/---

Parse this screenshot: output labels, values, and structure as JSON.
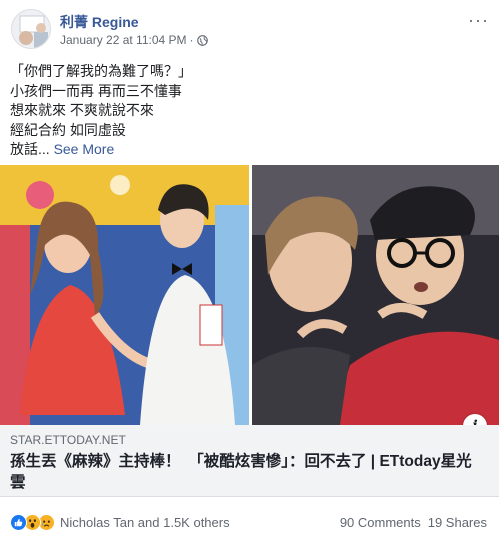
{
  "post": {
    "author": "利菁 Regine",
    "timestamp": "January 22 at 11:04 PM",
    "privacy_icon": "globe-icon",
    "more_icon": "ellipsis-icon",
    "more_label": "···",
    "text_lines": [
      "「你們了解我的為難了嗎？」",
      "小孩們一而再 再而三不懂事",
      "想來就來 不爽就說不來",
      "經紀合約 如同虛設"
    ],
    "truncated_line": "放話...",
    "see_more": "See More"
  },
  "link_preview": {
    "domain": "STAR.ETTODAY.NET",
    "headline": "孫生丟《麻辣》主持棒！　「被酷炫害慘」：回不去了 | ETtoday星光雲",
    "info_label": "i"
  },
  "footer": {
    "reaction_icons": [
      "like-icon",
      "wow-icon",
      "sad-icon"
    ],
    "reactors": "Nicholas Tan and 1.5K others",
    "comments": "90 Comments",
    "shares": "19 Shares"
  },
  "colors": {
    "link_blue": "#385898",
    "like_blue": "#1877f2",
    "reaction_yellow": "#f7b125",
    "muted": "#606770",
    "preview_bg": "#f2f3f5"
  }
}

\---

## Task to complete
Pictures are to be left out; all else in the entries above is to be quoted exactly.

## Correct answer
Parse this screenshot: output labels, values, and structure as JSON.
{
  "post": {
    "author": "利菁 Regine",
    "timestamp": "January 22 at 11:04 PM",
    "privacy_icon": "globe-icon",
    "more_icon": "ellipsis-icon",
    "more_label": "···",
    "text_lines": [
      "「你們了解我的為難了嗎？」",
      "小孩們一而再 再而三不懂事",
      "想來就來 不爽就說不來",
      "經紀合約 如同虛設"
    ],
    "truncated_line": "放話...",
    "see_more": "See More"
  },
  "link_preview": {
    "domain": "STAR.ETTODAY.NET",
    "headline": "孫生丟《麻辣》主持棒！　「被酷炫害慘」：回不去了 | ETtoday星光雲",
    "info_label": "i"
  },
  "footer": {
    "reaction_icons": [
      "like-icon",
      "wow-icon",
      "sad-icon"
    ],
    "reactors": "Nicholas Tan and 1.5K others",
    "comments": "90 Comments",
    "shares": "19 Shares"
  },
  "colors": {
    "link_blue": "#385898",
    "like_blue": "#1877f2",
    "reaction_yellow": "#f7b125",
    "muted": "#606770",
    "preview_bg": "#f2f3f5"
  }
}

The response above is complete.